** Excerpted data follows **

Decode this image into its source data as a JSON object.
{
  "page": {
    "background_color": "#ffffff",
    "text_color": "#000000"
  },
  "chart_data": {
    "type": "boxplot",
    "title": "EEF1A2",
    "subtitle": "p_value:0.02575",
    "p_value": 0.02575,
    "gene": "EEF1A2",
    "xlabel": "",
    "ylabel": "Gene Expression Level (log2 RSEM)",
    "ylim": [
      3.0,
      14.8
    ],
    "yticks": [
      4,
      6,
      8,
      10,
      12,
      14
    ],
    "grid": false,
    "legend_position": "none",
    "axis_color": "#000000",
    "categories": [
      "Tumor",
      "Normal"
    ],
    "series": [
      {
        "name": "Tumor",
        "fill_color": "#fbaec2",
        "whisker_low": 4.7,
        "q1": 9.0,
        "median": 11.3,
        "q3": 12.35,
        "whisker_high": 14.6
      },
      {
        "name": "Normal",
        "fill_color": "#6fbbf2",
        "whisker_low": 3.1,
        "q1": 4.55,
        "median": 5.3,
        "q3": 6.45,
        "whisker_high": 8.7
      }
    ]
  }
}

** End of Excerpted data **

Each record above, from first to last, should be written out again exactly.

Decode this image into its source data as a JSON object.
{
  "page": {
    "background_color": "#ffffff",
    "text_color": "#000000"
  },
  "chart_data": {
    "type": "boxplot",
    "title": "EEF1A2",
    "subtitle": "p_value:0.02575",
    "p_value": 0.02575,
    "gene": "EEF1A2",
    "xlabel": "",
    "ylabel": "Gene Expression Level (log2 RSEM)",
    "ylim": [
      3.0,
      14.8
    ],
    "yticks": [
      4,
      6,
      8,
      10,
      12,
      14
    ],
    "grid": false,
    "legend_position": "none",
    "axis_color": "#000000",
    "categories": [
      "Tumor",
      "Normal"
    ],
    "series": [
      {
        "name": "Tumor",
        "fill_color": "#fbaec2",
        "whisker_low": 4.7,
        "q1": 9.0,
        "median": 11.3,
        "q3": 12.35,
        "whisker_high": 14.6
      },
      {
        "name": "Normal",
        "fill_color": "#6fbbf2",
        "whisker_low": 3.1,
        "q1": 4.55,
        "median": 5.3,
        "q3": 6.45,
        "whisker_high": 8.7
      }
    ]
  }
}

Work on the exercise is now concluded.